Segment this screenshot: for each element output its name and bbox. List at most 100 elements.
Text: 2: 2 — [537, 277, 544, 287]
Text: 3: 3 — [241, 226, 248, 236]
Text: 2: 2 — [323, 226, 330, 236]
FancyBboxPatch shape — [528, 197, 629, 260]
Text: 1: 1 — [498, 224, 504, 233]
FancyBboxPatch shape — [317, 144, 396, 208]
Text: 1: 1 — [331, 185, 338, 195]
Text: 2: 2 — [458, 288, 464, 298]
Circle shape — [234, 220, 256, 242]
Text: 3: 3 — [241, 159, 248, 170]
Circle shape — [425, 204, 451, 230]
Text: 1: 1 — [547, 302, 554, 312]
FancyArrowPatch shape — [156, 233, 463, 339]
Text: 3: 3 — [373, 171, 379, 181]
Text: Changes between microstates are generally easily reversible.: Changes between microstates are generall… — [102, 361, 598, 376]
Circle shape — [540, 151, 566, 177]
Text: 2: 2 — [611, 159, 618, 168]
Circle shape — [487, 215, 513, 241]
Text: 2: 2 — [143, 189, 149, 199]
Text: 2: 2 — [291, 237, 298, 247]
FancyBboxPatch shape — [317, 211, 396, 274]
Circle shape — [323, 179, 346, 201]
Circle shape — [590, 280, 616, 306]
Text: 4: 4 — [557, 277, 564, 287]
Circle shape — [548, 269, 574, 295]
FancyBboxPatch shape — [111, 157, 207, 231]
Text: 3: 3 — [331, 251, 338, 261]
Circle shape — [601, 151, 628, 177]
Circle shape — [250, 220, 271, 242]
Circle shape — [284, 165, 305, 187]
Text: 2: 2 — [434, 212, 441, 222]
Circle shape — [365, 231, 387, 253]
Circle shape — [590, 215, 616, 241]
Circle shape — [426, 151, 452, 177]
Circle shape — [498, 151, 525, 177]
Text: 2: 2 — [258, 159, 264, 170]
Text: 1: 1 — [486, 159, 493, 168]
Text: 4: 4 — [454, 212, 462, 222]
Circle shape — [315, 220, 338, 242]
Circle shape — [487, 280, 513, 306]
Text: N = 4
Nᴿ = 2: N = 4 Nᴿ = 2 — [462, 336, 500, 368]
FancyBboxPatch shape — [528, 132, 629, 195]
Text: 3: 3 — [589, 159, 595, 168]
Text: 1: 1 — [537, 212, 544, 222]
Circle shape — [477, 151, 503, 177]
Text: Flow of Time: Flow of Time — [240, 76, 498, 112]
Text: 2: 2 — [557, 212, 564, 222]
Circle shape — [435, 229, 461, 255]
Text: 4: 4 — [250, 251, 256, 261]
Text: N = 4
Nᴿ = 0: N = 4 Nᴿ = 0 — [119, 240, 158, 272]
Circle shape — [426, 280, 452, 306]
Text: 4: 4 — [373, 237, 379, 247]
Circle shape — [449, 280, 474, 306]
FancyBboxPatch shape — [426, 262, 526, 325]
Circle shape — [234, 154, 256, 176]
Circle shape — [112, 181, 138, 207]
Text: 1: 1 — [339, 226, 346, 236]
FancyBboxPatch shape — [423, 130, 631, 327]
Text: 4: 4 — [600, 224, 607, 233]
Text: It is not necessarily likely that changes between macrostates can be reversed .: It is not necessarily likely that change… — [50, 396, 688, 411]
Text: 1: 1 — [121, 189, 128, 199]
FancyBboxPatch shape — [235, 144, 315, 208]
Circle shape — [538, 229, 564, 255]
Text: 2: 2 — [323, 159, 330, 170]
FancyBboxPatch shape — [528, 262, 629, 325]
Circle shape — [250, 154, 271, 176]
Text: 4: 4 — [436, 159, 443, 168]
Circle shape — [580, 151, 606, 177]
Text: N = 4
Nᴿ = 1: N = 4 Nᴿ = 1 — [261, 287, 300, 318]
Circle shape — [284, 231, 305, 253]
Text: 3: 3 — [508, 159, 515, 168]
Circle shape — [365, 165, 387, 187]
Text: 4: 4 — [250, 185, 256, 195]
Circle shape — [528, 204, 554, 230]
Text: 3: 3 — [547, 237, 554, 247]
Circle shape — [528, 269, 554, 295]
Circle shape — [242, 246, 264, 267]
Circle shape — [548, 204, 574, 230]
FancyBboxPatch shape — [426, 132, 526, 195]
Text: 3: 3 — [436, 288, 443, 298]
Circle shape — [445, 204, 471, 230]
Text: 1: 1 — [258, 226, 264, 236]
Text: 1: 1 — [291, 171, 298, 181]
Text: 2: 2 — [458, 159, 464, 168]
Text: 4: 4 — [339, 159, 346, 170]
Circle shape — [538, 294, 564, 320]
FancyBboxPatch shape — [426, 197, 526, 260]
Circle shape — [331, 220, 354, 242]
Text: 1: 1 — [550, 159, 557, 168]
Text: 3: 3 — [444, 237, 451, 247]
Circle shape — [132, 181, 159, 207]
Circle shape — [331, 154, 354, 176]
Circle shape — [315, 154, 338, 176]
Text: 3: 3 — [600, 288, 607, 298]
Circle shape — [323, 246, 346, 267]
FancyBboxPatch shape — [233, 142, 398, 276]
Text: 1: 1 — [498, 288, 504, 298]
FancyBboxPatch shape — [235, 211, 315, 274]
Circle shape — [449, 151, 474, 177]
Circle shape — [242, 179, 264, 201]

# # #

Can you reproduce every line of the entries above verbatim, changing nothing?

Answer for the task =>
Segment this screenshot: for each element output its name and bbox. List at most 100 elements.
Text: 2: 2 — [537, 277, 544, 287]
Text: 3: 3 — [241, 226, 248, 236]
Text: 2: 2 — [323, 226, 330, 236]
FancyBboxPatch shape — [528, 197, 629, 260]
Text: 1: 1 — [498, 224, 504, 233]
FancyBboxPatch shape — [317, 144, 396, 208]
Text: 1: 1 — [331, 185, 338, 195]
Text: 2: 2 — [458, 288, 464, 298]
Circle shape — [234, 220, 256, 242]
Text: 3: 3 — [241, 159, 248, 170]
Circle shape — [425, 204, 451, 230]
Text: 1: 1 — [547, 302, 554, 312]
FancyArrowPatch shape — [156, 233, 463, 339]
Text: 3: 3 — [373, 171, 379, 181]
Text: Changes between microstates are generally easily reversible.: Changes between microstates are generall… — [102, 361, 598, 376]
Circle shape — [540, 151, 566, 177]
Text: 2: 2 — [611, 159, 618, 168]
Circle shape — [487, 215, 513, 241]
Text: 2: 2 — [143, 189, 149, 199]
Text: 2: 2 — [291, 237, 298, 247]
FancyBboxPatch shape — [317, 211, 396, 274]
Circle shape — [323, 179, 346, 201]
Circle shape — [590, 280, 616, 306]
Text: 4: 4 — [557, 277, 564, 287]
Circle shape — [548, 269, 574, 295]
FancyBboxPatch shape — [111, 157, 207, 231]
Text: 3: 3 — [331, 251, 338, 261]
Circle shape — [601, 151, 628, 177]
Circle shape — [250, 220, 271, 242]
Circle shape — [284, 165, 305, 187]
Text: 2: 2 — [434, 212, 441, 222]
Circle shape — [365, 231, 387, 253]
Circle shape — [590, 215, 616, 241]
Circle shape — [426, 151, 452, 177]
Circle shape — [498, 151, 525, 177]
Text: 2: 2 — [258, 159, 264, 170]
Text: 1: 1 — [486, 159, 493, 168]
Text: 4: 4 — [454, 212, 462, 222]
Circle shape — [315, 220, 338, 242]
Circle shape — [487, 280, 513, 306]
Text: N = 4
Nᴿ = 2: N = 4 Nᴿ = 2 — [462, 336, 500, 368]
FancyBboxPatch shape — [528, 132, 629, 195]
Text: 3: 3 — [589, 159, 595, 168]
Text: 1: 1 — [537, 212, 544, 222]
Circle shape — [477, 151, 503, 177]
Text: Flow of Time: Flow of Time — [240, 76, 498, 112]
Text: 2: 2 — [557, 212, 564, 222]
Circle shape — [435, 229, 461, 255]
Text: 4: 4 — [250, 251, 256, 261]
Text: N = 4
Nᴿ = 0: N = 4 Nᴿ = 0 — [119, 240, 158, 272]
Circle shape — [426, 280, 452, 306]
Text: 4: 4 — [373, 237, 379, 247]
Circle shape — [449, 280, 474, 306]
FancyBboxPatch shape — [426, 262, 526, 325]
Circle shape — [234, 154, 256, 176]
Circle shape — [112, 181, 138, 207]
Text: 1: 1 — [339, 226, 346, 236]
FancyBboxPatch shape — [423, 130, 631, 327]
Text: 4: 4 — [600, 224, 607, 233]
Text: It is not necessarily likely that changes between macrostates can be reversed .: It is not necessarily likely that change… — [50, 396, 688, 411]
Text: 1: 1 — [121, 189, 128, 199]
FancyBboxPatch shape — [235, 144, 315, 208]
Circle shape — [538, 229, 564, 255]
Text: 2: 2 — [323, 159, 330, 170]
FancyBboxPatch shape — [528, 262, 629, 325]
Circle shape — [250, 154, 271, 176]
Text: 4: 4 — [436, 159, 443, 168]
Circle shape — [580, 151, 606, 177]
Text: N = 4
Nᴿ = 1: N = 4 Nᴿ = 1 — [261, 287, 300, 318]
Circle shape — [284, 231, 305, 253]
Text: 3: 3 — [508, 159, 515, 168]
Circle shape — [365, 165, 387, 187]
Text: 4: 4 — [250, 185, 256, 195]
Circle shape — [528, 204, 554, 230]
Text: 3: 3 — [547, 237, 554, 247]
Circle shape — [528, 269, 554, 295]
Circle shape — [242, 246, 264, 267]
Circle shape — [548, 204, 574, 230]
FancyBboxPatch shape — [426, 132, 526, 195]
Text: 3: 3 — [436, 288, 443, 298]
Circle shape — [445, 204, 471, 230]
Text: 1: 1 — [258, 226, 264, 236]
Text: 1: 1 — [291, 171, 298, 181]
Text: 2: 2 — [458, 159, 464, 168]
Text: 4: 4 — [339, 159, 346, 170]
Circle shape — [538, 294, 564, 320]
FancyBboxPatch shape — [426, 197, 526, 260]
Circle shape — [331, 220, 354, 242]
Text: 1: 1 — [550, 159, 557, 168]
Text: 3: 3 — [444, 237, 451, 247]
Circle shape — [132, 181, 159, 207]
Circle shape — [331, 154, 354, 176]
Circle shape — [315, 154, 338, 176]
Text: 3: 3 — [600, 288, 607, 298]
Circle shape — [323, 246, 346, 267]
FancyBboxPatch shape — [233, 142, 398, 276]
Text: 1: 1 — [498, 288, 504, 298]
FancyBboxPatch shape — [235, 211, 315, 274]
Circle shape — [449, 151, 474, 177]
Circle shape — [242, 179, 264, 201]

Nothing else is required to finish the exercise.